## Exercise prompt
Transcribe the records below exactly as they appear, omitting any pictures.

## Materials provided
⁂

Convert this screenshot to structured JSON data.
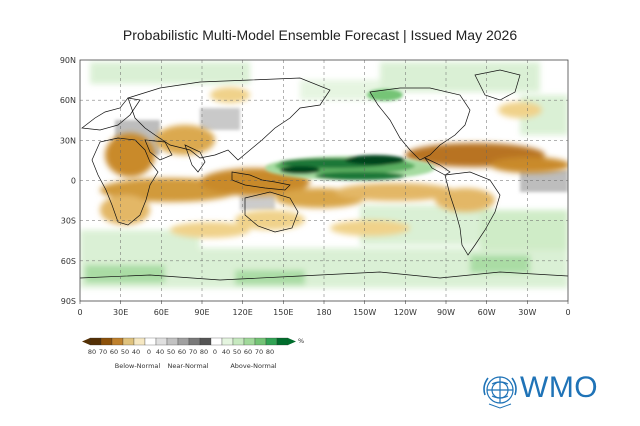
{
  "title": "Probabilistic Multi-Model Ensemble Forecast | Issued May 2026",
  "map": {
    "lat_ticks": [
      "90N",
      "60N",
      "30N",
      "0",
      "30S",
      "60S",
      "90S"
    ],
    "lon_ticks": [
      "0",
      "30E",
      "60E",
      "90E",
      "120E",
      "150E",
      "180",
      "150W",
      "120W",
      "90W",
      "60W",
      "30W",
      "0"
    ]
  },
  "legend": {
    "unit": "%",
    "below": {
      "label": "Below-Normal",
      "ticks": [
        "80",
        "70",
        "60",
        "50",
        "40"
      ],
      "colors": [
        "#543005",
        "#8c510a",
        "#bf812d",
        "#dfc27d",
        "#f6e8c3"
      ]
    },
    "near": {
      "label": "Near-Normal",
      "ticks": [
        "0",
        "40",
        "50",
        "60",
        "70",
        "80"
      ],
      "colors": [
        "#ffffff",
        "#e0e0e0",
        "#c2c2c2",
        "#a0a0a0",
        "#7a7a7a",
        "#555555"
      ]
    },
    "above": {
      "label": "Above-Normal",
      "ticks": [
        "0",
        "40",
        "50",
        "60",
        "70",
        "80"
      ],
      "colors": [
        "#ffffff",
        "#e5f5e0",
        "#c7e9c0",
        "#a1d99b",
        "#74c476",
        "#31a354",
        "#006d2c"
      ]
    }
  },
  "colors": {
    "below_strong": "#a6611a",
    "below_mid": "#d19a3a",
    "below_light": "#f0d28a",
    "near": "#bdbdbd",
    "above_light": "#d9f0d3",
    "above_mid": "#a6dba0",
    "above_strong": "#1b7837",
    "above_darkest": "#00441b",
    "land_outline": "#111111"
  },
  "logo": {
    "text": "WMO",
    "icon": "wmo-emblem-icon",
    "color": "#1f73b7"
  }
}
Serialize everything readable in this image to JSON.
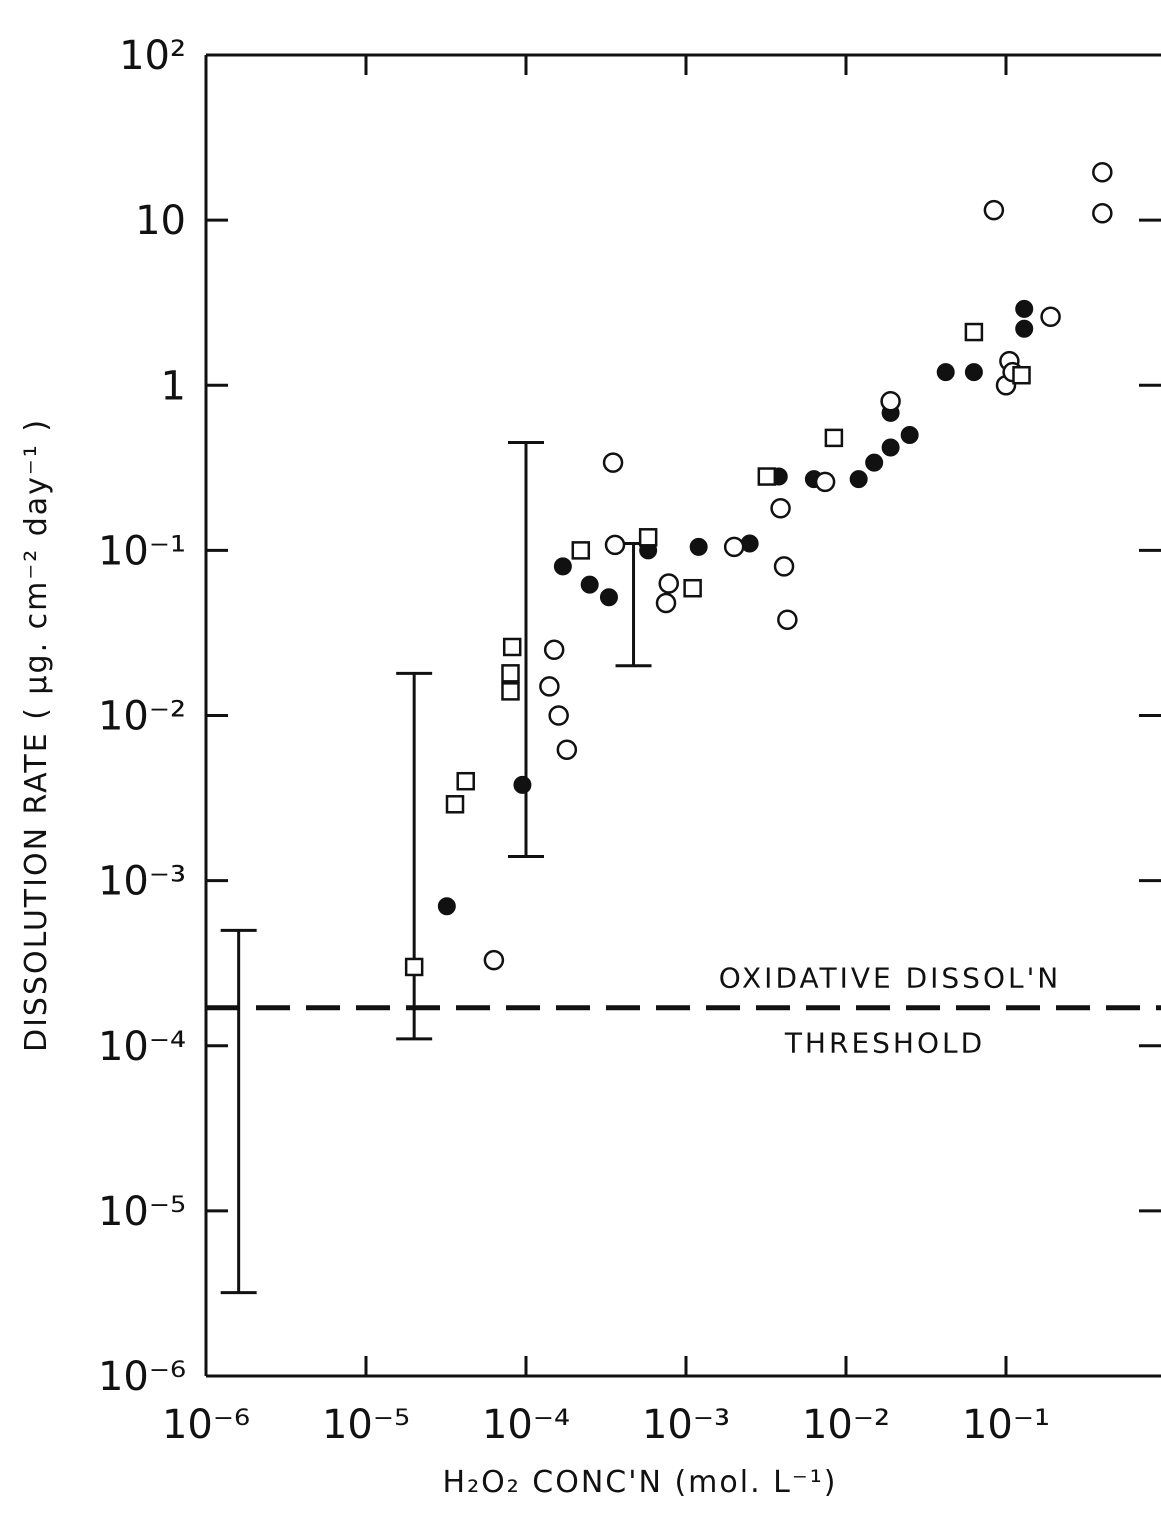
{
  "chart_data": {
    "type": "scatter",
    "title": "",
    "xlabel": "H₂O₂  CONC'N  (mol. L⁻¹)",
    "ylabel": "DISSOLUTION RATE ( µg. cm⁻² day⁻¹ )",
    "x_scale": "log",
    "y_scale": "log",
    "xlim": [
      1e-06,
      1
    ],
    "ylim": [
      1e-06,
      100
    ],
    "grid": false,
    "x_ticks": [
      {
        "value": 1e-06,
        "label": "10⁻⁶"
      },
      {
        "value": 1e-05,
        "label": "10⁻⁵"
      },
      {
        "value": 0.0001,
        "label": "10⁻⁴"
      },
      {
        "value": 0.001,
        "label": "10⁻³"
      },
      {
        "value": 0.01,
        "label": "10⁻²"
      },
      {
        "value": 0.1,
        "label": "10⁻¹"
      }
    ],
    "y_ticks": [
      {
        "value": 1e-06,
        "label": "10⁻⁶"
      },
      {
        "value": 1e-05,
        "label": "10⁻⁵"
      },
      {
        "value": 0.0001,
        "label": "10⁻⁴"
      },
      {
        "value": 0.001,
        "label": "10⁻³"
      },
      {
        "value": 0.01,
        "label": "10⁻²"
      },
      {
        "value": 0.1,
        "label": "10⁻¹"
      },
      {
        "value": 1,
        "label": "1"
      },
      {
        "value": 10,
        "label": "10"
      },
      {
        "value": 100,
        "label": "10²"
      }
    ],
    "threshold": {
      "y": 0.00017,
      "label_top": "OXIDATIVE DISSOL'N",
      "label_bottom": "THRESHOLD"
    },
    "error_bars": [
      {
        "x": 1.6e-06,
        "low": 3.2e-06,
        "high": 0.0005
      },
      {
        "x": 2e-05,
        "low": 0.00011,
        "high": 0.018
      },
      {
        "x": 0.0001,
        "low": 0.0014,
        "high": 0.45
      },
      {
        "x": 0.00047,
        "low": 0.02,
        "high": 0.11
      }
    ],
    "series": [
      {
        "marker": "filled-circle",
        "points": [
          [
            3.2e-05,
            0.0007
          ],
          [
            9.5e-05,
            0.0038
          ],
          [
            0.00017,
            0.08
          ],
          [
            0.00025,
            0.062
          ],
          [
            0.00033,
            0.052
          ],
          [
            0.00058,
            0.1
          ],
          [
            0.0012,
            0.105
          ],
          [
            0.0025,
            0.11
          ],
          [
            0.0038,
            0.28
          ],
          [
            0.0063,
            0.27
          ],
          [
            0.012,
            0.27
          ],
          [
            0.015,
            0.34
          ],
          [
            0.019,
            0.42
          ],
          [
            0.019,
            0.68
          ],
          [
            0.025,
            0.5
          ],
          [
            0.042,
            1.2
          ],
          [
            0.063,
            1.2
          ],
          [
            0.13,
            2.2
          ],
          [
            0.13,
            2.9
          ]
        ]
      },
      {
        "marker": "open-circle",
        "points": [
          [
            6.3e-05,
            0.00033
          ],
          [
            0.00014,
            0.015
          ],
          [
            0.00015,
            0.025
          ],
          [
            0.00016,
            0.01
          ],
          [
            0.00018,
            0.0062
          ],
          [
            0.00035,
            0.34
          ],
          [
            0.00036,
            0.108
          ],
          [
            0.00075,
            0.048
          ],
          [
            0.00078,
            0.063
          ],
          [
            0.002,
            0.105
          ],
          [
            0.0039,
            0.18
          ],
          [
            0.0041,
            0.08
          ],
          [
            0.0043,
            0.038
          ],
          [
            0.0074,
            0.26
          ],
          [
            0.019,
            0.8
          ],
          [
            0.084,
            11.5
          ],
          [
            0.1,
            1.0
          ],
          [
            0.105,
            1.4
          ],
          [
            0.11,
            1.2
          ],
          [
            0.19,
            2.6
          ],
          [
            0.4,
            11
          ],
          [
            0.4,
            19.5
          ]
        ]
      },
      {
        "marker": "open-square",
        "points": [
          [
            2e-05,
            0.0003
          ],
          [
            3.6e-05,
            0.0029
          ],
          [
            4.2e-05,
            0.004
          ],
          [
            8e-05,
            0.014
          ],
          [
            8e-05,
            0.018
          ],
          [
            8.2e-05,
            0.026
          ],
          [
            0.00022,
            0.1
          ],
          [
            0.00058,
            0.12
          ],
          [
            0.0011,
            0.059
          ],
          [
            0.0032,
            0.28
          ],
          [
            0.0084,
            0.48
          ],
          [
            0.063,
            2.1
          ],
          [
            0.125,
            1.15
          ]
        ]
      }
    ]
  }
}
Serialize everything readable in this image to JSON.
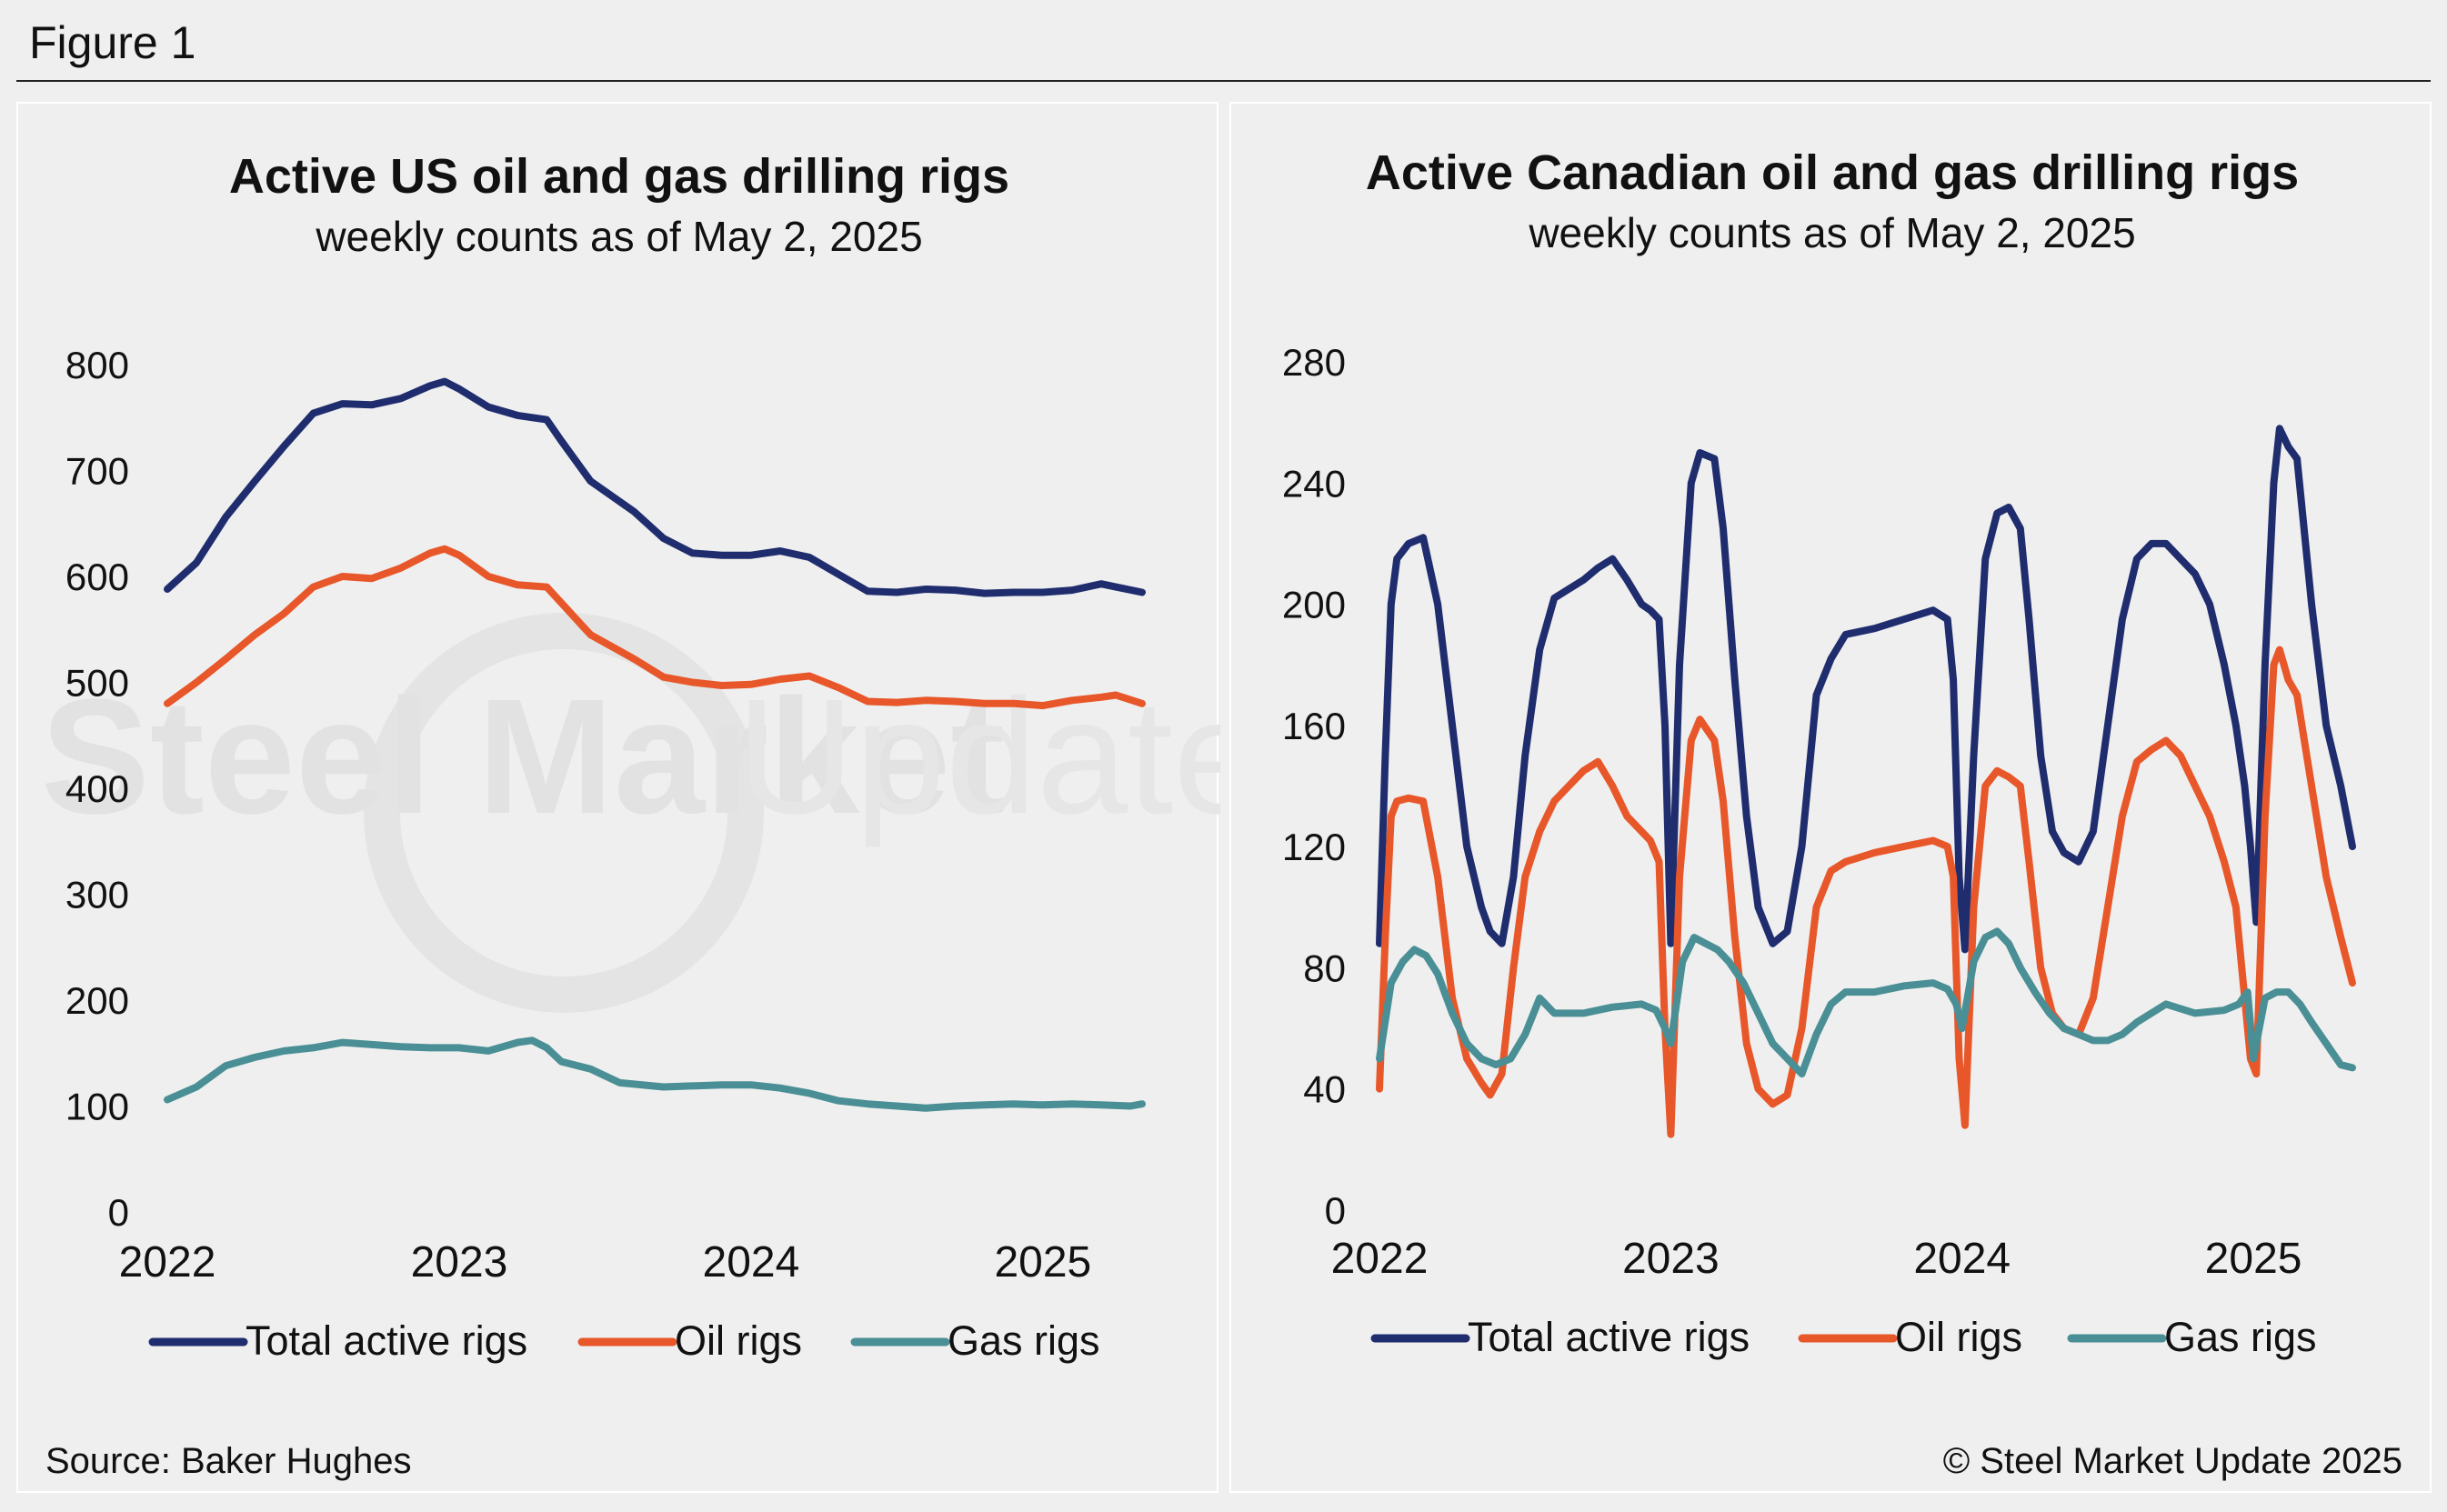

⁂

## Result
Convert this screenshot to structured JSON data.
{
  "title": "Probabilistic Multi-Model Ensemble Forecast | Issued May 2026",
  "map": {
    "lat_ticks": [
      "90N",
      "60N",
      "30N",
      "0",
      "30S",
      "60S",
      "90S"
    ],
    "lon_ticks": [
      "0",
      "30E",
      "60E",
      "90E",
      "120E",
      "150E",
      "180",
      "150W",
      "120W",
      "90W",
      "60W",
      "30W",
      "0"
    ]
  },
  "legend": {
    "unit": "%",
    "below": {
      "label": "Below-Normal",
      "ticks": [
        "80",
        "70",
        "60",
        "50",
        "40"
      ],
      "colors": [
        "#543005",
        "#8c510a",
        "#bf812d",
        "#dfc27d",
        "#f6e8c3"
      ]
    },
    "near": {
      "label": "Near-Normal",
      "ticks": [
        "0",
        "40",
        "50",
        "60",
        "70",
        "80"
      ],
      "colors": [
        "#ffffff",
        "#e0e0e0",
        "#c2c2c2",
        "#a0a0a0",
        "#7a7a7a",
        "#555555"
      ]
    },
    "above": {
      "label": "Above-Normal",
      "ticks": [
        "0",
        "40",
        "50",
        "60",
        "70",
        "80"
      ],
      "colors": [
        "#ffffff",
        "#e5f5e0",
        "#c7e9c0",
        "#a1d99b",
        "#74c476",
        "#31a354",
        "#006d2c"
      ]
    }
  },
  "colors": {
    "below_strong": "#a6611a",
    "below_mid": "#d19a3a",
    "below_light": "#f0d28a",
    "near": "#bdbdbd",
    "above_light": "#d9f0d3",
    "above_mid": "#a6dba0",
    "above_strong": "#1b7837",
    "above_darkest": "#00441b",
    "land_outline": "#111111"
  },
  "logo": {
    "text": "WMO",
    "icon": "wmo-emblem-icon",
    "color": "#1f73b7"
  }
}
Serialize everything readable in this image to JSON.
{
  "chart_data": {
    "type": "scatter",
    "title": "",
    "xlabel": "H₂O₂  CONC'N  (mol. L⁻¹)",
    "ylabel": "DISSOLUTION RATE ( µg. cm⁻² day⁻¹ )",
    "x_scale": "log",
    "y_scale": "log",
    "xlim": [
      1e-06,
      1
    ],
    "ylim": [
      1e-06,
      100
    ],
    "grid": false,
    "x_ticks": [
      {
        "value": 1e-06,
        "label": "10⁻⁶"
      },
      {
        "value": 1e-05,
        "label": "10⁻⁵"
      },
      {
        "value": 0.0001,
        "label": "10⁻⁴"
      },
      {
        "value": 0.001,
        "label": "10⁻³"
      },
      {
        "value": 0.01,
        "label": "10⁻²"
      },
      {
        "value": 0.1,
        "label": "10⁻¹"
      }
    ],
    "y_ticks": [
      {
        "value": 1e-06,
        "label": "10⁻⁶"
      },
      {
        "value": 1e-05,
        "label": "10⁻⁵"
      },
      {
        "value": 0.0001,
        "label": "10⁻⁴"
      },
      {
        "value": 0.001,
        "label": "10⁻³"
      },
      {
        "value": 0.01,
        "label": "10⁻²"
      },
      {
        "value": 0.1,
        "label": "10⁻¹"
      },
      {
        "value": 1,
        "label": "1"
      },
      {
        "value": 10,
        "label": "10"
      },
      {
        "value": 100,
        "label": "10²"
      }
    ],
    "threshold": {
      "y": 0.00017,
      "label_top": "OXIDATIVE DISSOL'N",
      "label_bottom": "THRESHOLD"
    },
    "error_bars": [
      {
        "x": 1.6e-06,
        "low": 3.2e-06,
        "high": 0.0005
      },
      {
        "x": 2e-05,
        "low": 0.00011,
        "high": 0.018
      },
      {
        "x": 0.0001,
        "low": 0.0014,
        "high": 0.45
      },
      {
        "x": 0.00047,
        "low": 0.02,
        "high": 0.11
      }
    ],
    "series": [
      {
        "marker": "filled-circle",
        "points": [
          [
            3.2e-05,
            0.0007
          ],
          [
            9.5e-05,
            0.0038
          ],
          [
            0.00017,
            0.08
          ],
          [
            0.00025,
            0.062
          ],
          [
            0.00033,
            0.052
          ],
          [
            0.00058,
            0.1
          ],
          [
            0.0012,
            0.105
          ],
          [
            0.0025,
            0.11
          ],
          [
            0.0038,
            0.28
          ],
          [
            0.0063,
            0.27
          ],
          [
            0.012,
            0.27
          ],
          [
            0.015,
            0.34
          ],
          [
            0.019,
            0.42
          ],
          [
            0.019,
            0.68
          ],
          [
            0.025,
            0.5
          ],
          [
            0.042,
            1.2
          ],
          [
            0.063,
            1.2
          ],
          [
            0.13,
            2.2
          ],
          [
            0.13,
            2.9
          ]
        ]
      },
      {
        "marker": "open-circle",
        "points": [
          [
            6.3e-05,
            0.00033
          ],
          [
            0.00014,
            0.015
          ],
          [
            0.00015,
            0.025
          ],
          [
            0.00016,
            0.01
          ],
          [
            0.00018,
            0.0062
          ],
          [
            0.00035,
            0.34
          ],
          [
            0.00036,
            0.108
          ],
          [
            0.00075,
            0.048
          ],
          [
            0.00078,
            0.063
          ],
          [
            0.002,
            0.105
          ],
          [
            0.0039,
            0.18
          ],
          [
            0.0041,
            0.08
          ],
          [
            0.0043,
            0.038
          ],
          [
            0.0074,
            0.26
          ],
          [
            0.019,
            0.8
          ],
          [
            0.084,
            11.5
          ],
          [
            0.1,
            1.0
          ],
          [
            0.105,
            1.4
          ],
          [
            0.11,
            1.2
          ],
          [
            0.19,
            2.6
          ],
          [
            0.4,
            11
          ],
          [
            0.4,
            19.5
          ]
        ]
      },
      {
        "marker": "open-square",
        "points": [
          [
            2e-05,
            0.0003
          ],
          [
            3.6e-05,
            0.0029
          ],
          [
            4.2e-05,
            0.004
          ],
          [
            8e-05,
            0.014
          ],
          [
            8e-05,
            0.018
          ],
          [
            8.2e-05,
            0.026
          ],
          [
            0.00022,
            0.1
          ],
          [
            0.00058,
            0.12
          ],
          [
            0.0011,
            0.059
          ],
          [
            0.0032,
            0.28
          ],
          [
            0.0084,
            0.48
          ],
          [
            0.063,
            2.1
          ],
          [
            0.125,
            1.15
          ]
        ]
      }
    ]
  }
}
Serialize everything readable in this image to JSON.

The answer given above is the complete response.